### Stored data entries
****************
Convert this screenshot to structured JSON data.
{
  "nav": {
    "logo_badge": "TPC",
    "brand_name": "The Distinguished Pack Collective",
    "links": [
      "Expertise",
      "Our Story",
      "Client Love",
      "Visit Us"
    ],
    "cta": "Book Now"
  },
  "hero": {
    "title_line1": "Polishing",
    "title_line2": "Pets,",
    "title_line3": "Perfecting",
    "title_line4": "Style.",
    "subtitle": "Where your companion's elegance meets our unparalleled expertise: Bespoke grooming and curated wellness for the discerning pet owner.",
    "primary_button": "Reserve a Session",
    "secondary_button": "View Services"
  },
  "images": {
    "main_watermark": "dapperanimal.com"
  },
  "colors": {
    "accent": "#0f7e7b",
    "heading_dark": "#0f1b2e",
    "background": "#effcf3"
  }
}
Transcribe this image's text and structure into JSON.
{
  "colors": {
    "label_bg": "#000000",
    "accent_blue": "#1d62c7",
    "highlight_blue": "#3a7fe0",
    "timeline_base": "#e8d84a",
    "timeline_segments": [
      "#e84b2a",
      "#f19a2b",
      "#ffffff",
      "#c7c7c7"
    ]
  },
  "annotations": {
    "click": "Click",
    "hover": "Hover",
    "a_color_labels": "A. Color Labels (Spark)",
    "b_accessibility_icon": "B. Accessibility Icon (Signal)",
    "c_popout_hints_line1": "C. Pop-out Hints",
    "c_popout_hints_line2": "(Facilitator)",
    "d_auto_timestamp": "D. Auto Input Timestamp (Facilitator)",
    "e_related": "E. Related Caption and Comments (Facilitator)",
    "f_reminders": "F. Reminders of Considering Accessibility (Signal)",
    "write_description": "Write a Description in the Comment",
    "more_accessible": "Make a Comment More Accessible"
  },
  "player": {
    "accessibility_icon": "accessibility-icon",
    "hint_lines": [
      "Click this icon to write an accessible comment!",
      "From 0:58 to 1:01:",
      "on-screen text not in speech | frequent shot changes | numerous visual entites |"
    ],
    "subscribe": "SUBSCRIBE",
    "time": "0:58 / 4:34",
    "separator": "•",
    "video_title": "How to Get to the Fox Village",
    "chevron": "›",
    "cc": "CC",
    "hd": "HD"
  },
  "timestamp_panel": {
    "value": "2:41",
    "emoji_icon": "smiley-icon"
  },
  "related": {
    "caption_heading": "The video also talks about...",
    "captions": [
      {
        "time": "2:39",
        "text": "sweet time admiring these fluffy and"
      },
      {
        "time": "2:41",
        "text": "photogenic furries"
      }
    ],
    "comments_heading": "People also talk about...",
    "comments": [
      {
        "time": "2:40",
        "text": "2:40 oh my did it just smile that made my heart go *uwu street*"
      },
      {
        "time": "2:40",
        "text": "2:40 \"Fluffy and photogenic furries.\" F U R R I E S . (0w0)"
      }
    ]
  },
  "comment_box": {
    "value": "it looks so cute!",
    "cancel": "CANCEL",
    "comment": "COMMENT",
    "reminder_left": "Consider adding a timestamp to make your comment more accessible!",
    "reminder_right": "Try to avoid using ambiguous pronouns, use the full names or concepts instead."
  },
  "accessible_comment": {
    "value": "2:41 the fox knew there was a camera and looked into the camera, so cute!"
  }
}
****************
### What is needed
Return all of the data precisely as it appears.

### Answer below
Convert this screenshot to structured JSON data.
{
  "nav": {
    "logo_badge": "TPC",
    "brand_name": "The Distinguished Pack Collective",
    "links": [
      "Expertise",
      "Our Story",
      "Client Love",
      "Visit Us"
    ],
    "cta": "Book Now"
  },
  "hero": {
    "title_line1": "Polishing",
    "title_line2": "Pets,",
    "title_line3": "Perfecting",
    "title_line4": "Style.",
    "subtitle": "Where your companion's elegance meets our unparalleled expertise: Bespoke grooming and curated wellness for the discerning pet owner.",
    "primary_button": "Reserve a Session",
    "secondary_button": "View Services"
  },
  "images": {
    "main_watermark": "dapperanimal.com"
  },
  "colors": {
    "accent": "#0f7e7b",
    "heading_dark": "#0f1b2e",
    "background": "#effcf3"
  }
}
Transcribe this image's text and structure into JSON.
{
  "colors": {
    "label_bg": "#000000",
    "accent_blue": "#1d62c7",
    "highlight_blue": "#3a7fe0",
    "timeline_base": "#e8d84a",
    "timeline_segments": [
      "#e84b2a",
      "#f19a2b",
      "#ffffff",
      "#c7c7c7"
    ]
  },
  "annotations": {
    "click": "Click",
    "hover": "Hover",
    "a_color_labels": "A. Color Labels (Spark)",
    "b_accessibility_icon": "B. Accessibility Icon (Signal)",
    "c_popout_hints_line1": "C. Pop-out Hints",
    "c_popout_hints_line2": "(Facilitator)",
    "d_auto_timestamp": "D. Auto Input Timestamp (Facilitator)",
    "e_related": "E. Related Caption and Comments (Facilitator)",
    "f_reminders": "F. Reminders of Considering Accessibility (Signal)",
    "write_description": "Write a Description in the Comment",
    "more_accessible": "Make a Comment More Accessible"
  },
  "player": {
    "accessibility_icon": "accessibility-icon",
    "hint_lines": [
      "Click this icon to write an accessible comment!",
      "From 0:58 to 1:01:",
      "on-screen text not in speech | frequent shot changes | numerous visual entites |"
    ],
    "subscribe": "SUBSCRIBE",
    "time": "0:58 / 4:34",
    "separator": "•",
    "video_title": "How to Get to the Fox Village",
    "chevron": "›",
    "cc": "CC",
    "hd": "HD"
  },
  "timestamp_panel": {
    "value": "2:41",
    "emoji_icon": "smiley-icon"
  },
  "related": {
    "caption_heading": "The video also talks about...",
    "captions": [
      {
        "time": "2:39",
        "text": "sweet time admiring these fluffy and"
      },
      {
        "time": "2:41",
        "text": "photogenic furries"
      }
    ],
    "comments_heading": "People also talk about...",
    "comments": [
      {
        "time": "2:40",
        "text": "2:40 oh my did it just smile that made my heart go *uwu street*"
      },
      {
        "time": "2:40",
        "text": "2:40 \"Fluffy and photogenic furries.\" F U R R I E S . (0w0)"
      }
    ]
  },
  "comment_box": {
    "value": "it looks so cute!",
    "cancel": "CANCEL",
    "comment": "COMMENT",
    "reminder_left": "Consider adding a timestamp to make your comment more accessible!",
    "reminder_right": "Try to avoid using ambiguous pronouns, use the full names or concepts instead."
  },
  "accessible_comment": {
    "value": "2:41 the fox knew there was a camera and looked into the camera, so cute!"
  }
}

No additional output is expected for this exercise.